Find the lines holding the string "year" in the data, then copy all of them.
══ INPUT
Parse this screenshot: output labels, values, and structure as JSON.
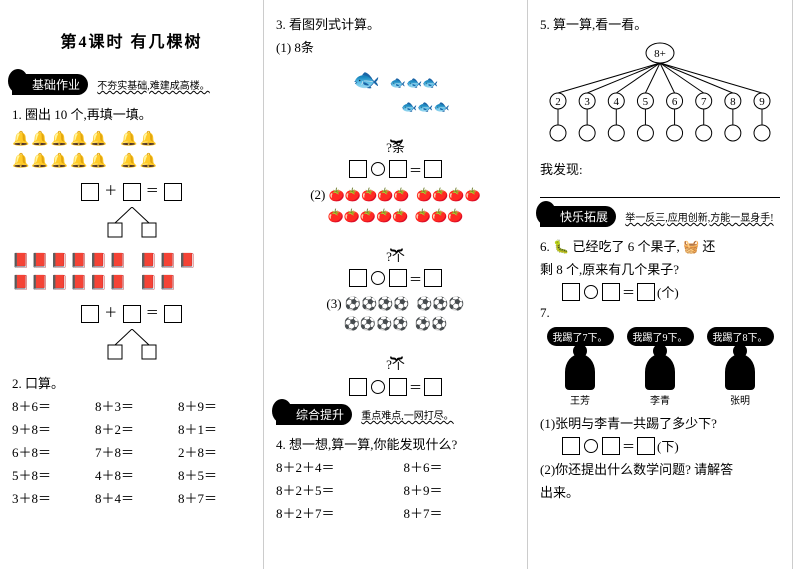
{
  "title": "第4课时  有几棵树",
  "sections": {
    "basic": {
      "badge": "基础作业",
      "sub": "不夯实基础,难建成高楼。"
    },
    "comp": {
      "badge": "综合提升",
      "sub": "重点难点,一网打尽。"
    },
    "ext": {
      "badge": "快乐拓展",
      "sub": "举一反三,应用创新,方能一显身手!"
    }
  },
  "q1": {
    "text": "1. 圈出 10 个,再填一填。"
  },
  "q2": {
    "text": "2. 口算。",
    "items": [
      "8＋6＝",
      "8＋3＝",
      "8＋9＝",
      "9＋8＝",
      "8＋2＝",
      "8＋1＝",
      "6＋8＝",
      "7＋8＝",
      "2＋8＝",
      "5＋8＝",
      "4＋8＝",
      "8＋5＝",
      "3＋8＝",
      "8＋4＝",
      "8＋7＝"
    ]
  },
  "q3": {
    "text": "3. 看图列式计算。",
    "p1_label": "(1)  8条",
    "p1_q": "?条",
    "p2_label": "(2)",
    "p2_q": "?个",
    "p3_label": "(3)",
    "p3_q": "?个"
  },
  "q4": {
    "text": "4. 想一想,算一算,你能发现什么?",
    "items": [
      "8＋2＋4＝",
      "8＋6＝",
      "8＋2＋5＝",
      "8＋9＝",
      "8＋2＋7＝",
      "8＋7＝"
    ]
  },
  "q5": {
    "text": "5. 算一算,看一看。",
    "top": "8+",
    "leaves": [
      "2",
      "3",
      "4",
      "5",
      "6",
      "7",
      "8",
      "9"
    ],
    "find": "我发现:"
  },
  "q6": {
    "text_a": "6. ",
    "text_b": "已经吃了 6 个果子,",
    "text_c": "还",
    "line2": "剩 8 个,原来有几个果子?",
    "unit": "(个)"
  },
  "q7": {
    "text": "7.",
    "bubbles": [
      "我踢了7下。",
      "我踢了9下。",
      "我踢了8下。"
    ],
    "names": [
      "王芳",
      "李青",
      "张明"
    ],
    "sub1": "(1)张明与李青一共踢了多少下?",
    "unit1": "(下)",
    "sub2": "(2)你还提出什么数学问题? 请解答",
    "sub2b": "出来。"
  }
}
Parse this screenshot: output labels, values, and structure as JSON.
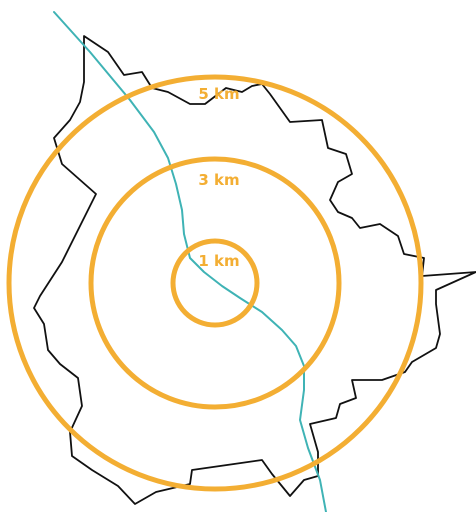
{
  "map": {
    "colors": {
      "boundary": "#111111",
      "river": "#3fb3b5",
      "ring": "#f3ae33",
      "background": "#ffffff"
    },
    "rings": [
      {
        "radius_km": 5,
        "label": "5 km"
      },
      {
        "radius_km": 3,
        "label": "3 km"
      },
      {
        "radius_km": 1,
        "label": "1 km"
      }
    ]
  }
}
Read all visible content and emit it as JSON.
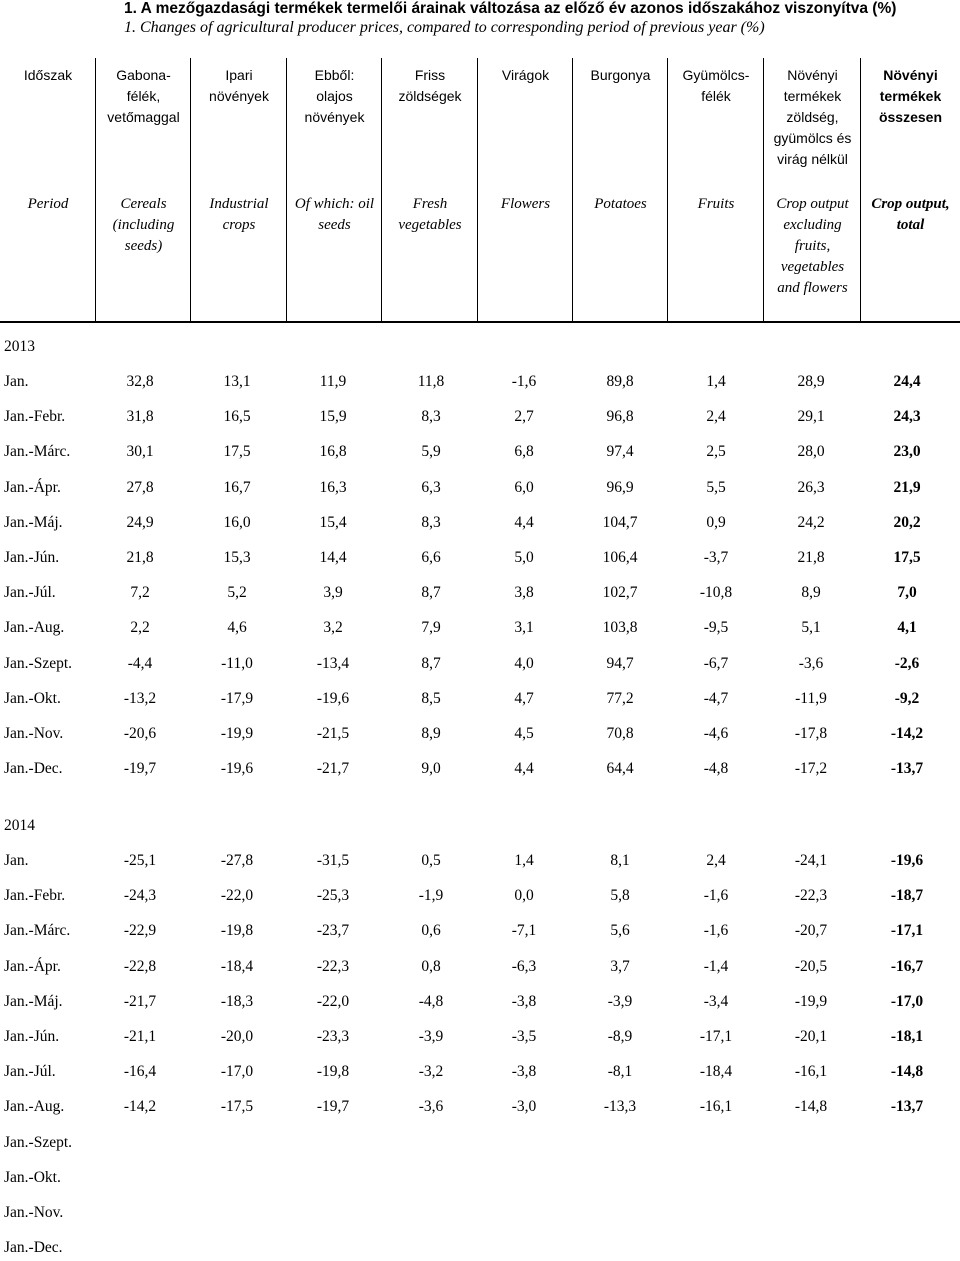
{
  "title": {
    "hu": "1.  A mezőgazdasági termékek termelői árainak változása az előző év azonos időszakához viszonyítva (%)",
    "en": "1. Changes of agricultural producer prices, compared to corresponding period of previous year (%)"
  },
  "columns": [
    {
      "hu": [
        "Időszak"
      ],
      "en": [
        "Period"
      ]
    },
    {
      "hu": [
        "Gabona-",
        "félék,",
        "vetőmaggal"
      ],
      "en": [
        "Cereals",
        "(including",
        "seeds)"
      ]
    },
    {
      "hu": [
        "Ipari",
        "növények"
      ],
      "en": [
        "Industrial",
        "crops"
      ]
    },
    {
      "hu": [
        "Ebből:",
        "olajos",
        "növények"
      ],
      "en": [
        "Of which: oil",
        "seeds"
      ]
    },
    {
      "hu": [
        "Friss",
        "zöldségek"
      ],
      "en": [
        "Fresh",
        "vegetables"
      ]
    },
    {
      "hu": [
        "Virágok"
      ],
      "en": [
        "Flowers"
      ]
    },
    {
      "hu": [
        "Burgonya"
      ],
      "en": [
        "Potatoes"
      ]
    },
    {
      "hu": [
        "Gyümölcs-",
        "félék"
      ],
      "en": [
        "Fruits"
      ]
    },
    {
      "hu": [
        "Növényi",
        "termékek",
        "zöldség,",
        "gyümölcs és",
        "virág nélkül"
      ],
      "en": [
        "Crop output",
        "excluding",
        "fruits,",
        "vegetables",
        "and flowers"
      ]
    },
    {
      "hu": [
        "Növényi",
        "termékek",
        "összesen"
      ],
      "en": [
        "Crop output,",
        "total"
      ]
    }
  ],
  "sections": [
    {
      "year": "2013",
      "rows": [
        {
          "period": "Jan.",
          "values": [
            "32,8",
            "13,1",
            "11,9",
            "11,8",
            "-1,6",
            "89,8",
            "1,4",
            "28,9",
            "24,4"
          ]
        },
        {
          "period": "Jan.-Febr.",
          "values": [
            "31,8",
            "16,5",
            "15,9",
            "8,3",
            "2,7",
            "96,8",
            "2,4",
            "29,1",
            "24,3"
          ]
        },
        {
          "period": "Jan.-Márc.",
          "values": [
            "30,1",
            "17,5",
            "16,8",
            "5,9",
            "6,8",
            "97,4",
            "2,5",
            "28,0",
            "23,0"
          ]
        },
        {
          "period": "Jan.-Ápr.",
          "values": [
            "27,8",
            "16,7",
            "16,3",
            "6,3",
            "6,0",
            "96,9",
            "5,5",
            "26,3",
            "21,9"
          ]
        },
        {
          "period": "Jan.-Máj.",
          "values": [
            "24,9",
            "16,0",
            "15,4",
            "8,3",
            "4,4",
            "104,7",
            "0,9",
            "24,2",
            "20,2"
          ]
        },
        {
          "period": "Jan.-Jún.",
          "values": [
            "21,8",
            "15,3",
            "14,4",
            "6,6",
            "5,0",
            "106,4",
            "-3,7",
            "21,8",
            "17,5"
          ]
        },
        {
          "period": "Jan.-Júl.",
          "values": [
            "7,2",
            "5,2",
            "3,9",
            "8,7",
            "3,8",
            "102,7",
            "-10,8",
            "8,9",
            "7,0"
          ]
        },
        {
          "period": "Jan.-Aug.",
          "values": [
            "2,2",
            "4,6",
            "3,2",
            "7,9",
            "3,1",
            "103,8",
            "-9,5",
            "5,1",
            "4,1"
          ]
        },
        {
          "period": "Jan.-Szept.",
          "values": [
            "-4,4",
            "-11,0",
            "-13,4",
            "8,7",
            "4,0",
            "94,7",
            "-6,7",
            "-3,6",
            "-2,6"
          ]
        },
        {
          "period": "Jan.-Okt.",
          "values": [
            "-13,2",
            "-17,9",
            "-19,6",
            "8,5",
            "4,7",
            "77,2",
            "-4,7",
            "-11,9",
            "-9,2"
          ]
        },
        {
          "period": "Jan.-Nov.",
          "values": [
            "-20,6",
            "-19,9",
            "-21,5",
            "8,9",
            "4,5",
            "70,8",
            "-4,6",
            "-17,8",
            "-14,2"
          ]
        },
        {
          "period": "Jan.-Dec.",
          "values": [
            "-19,7",
            "-19,6",
            "-21,7",
            "9,0",
            "4,4",
            "64,4",
            "-4,8",
            "-17,2",
            "-13,7"
          ]
        }
      ]
    },
    {
      "year": "2014",
      "rows": [
        {
          "period": "Jan.",
          "values": [
            "-25,1",
            "-27,8",
            "-31,5",
            "0,5",
            "1,4",
            "8,1",
            "2,4",
            "-24,1",
            "-19,6"
          ]
        },
        {
          "period": "Jan.-Febr.",
          "values": [
            "-24,3",
            "-22,0",
            "-25,3",
            "-1,9",
            "0,0",
            "5,8",
            "-1,6",
            "-22,3",
            "-18,7"
          ]
        },
        {
          "period": "Jan.-Márc.",
          "values": [
            "-22,9",
            "-19,8",
            "-23,7",
            "0,6",
            "-7,1",
            "5,6",
            "-1,6",
            "-20,7",
            "-17,1"
          ]
        },
        {
          "period": "Jan.-Ápr.",
          "values": [
            "-22,8",
            "-18,4",
            "-22,3",
            "0,8",
            "-6,3",
            "3,7",
            "-1,4",
            "-20,5",
            "-16,7"
          ]
        },
        {
          "period": "Jan.-Máj.",
          "values": [
            "-21,7",
            "-18,3",
            "-22,0",
            "-4,8",
            "-3,8",
            "-3,9",
            "-3,4",
            "-19,9",
            "-17,0"
          ]
        },
        {
          "period": "Jan.-Jún.",
          "values": [
            "-21,1",
            "-20,0",
            "-23,3",
            "-3,9",
            "-3,5",
            "-8,9",
            "-17,1",
            "-20,1",
            "-18,1"
          ]
        },
        {
          "period": "Jan.-Júl.",
          "values": [
            "-16,4",
            "-17,0",
            "-19,8",
            "-3,2",
            "-3,8",
            "-8,1",
            "-18,4",
            "-16,1",
            "-14,8"
          ]
        },
        {
          "period": "Jan.-Aug.",
          "values": [
            "-14,2",
            "-17,5",
            "-19,7",
            "-3,6",
            "-3,0",
            "-13,3",
            "-16,1",
            "-14,8",
            "-13,7"
          ]
        },
        {
          "period": "Jan.-Szept.",
          "values": []
        },
        {
          "period": "Jan.-Okt.",
          "values": []
        },
        {
          "period": "Jan.-Nov.",
          "values": []
        },
        {
          "period": "Jan.-Dec.",
          "values": []
        }
      ]
    }
  ]
}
════
- EXPECTED ANSWER
    "en": "1. Changes of agricultural producer prices, compared to corresponding period of previous year (%)"
      "year": "2013",
      "year": "2014",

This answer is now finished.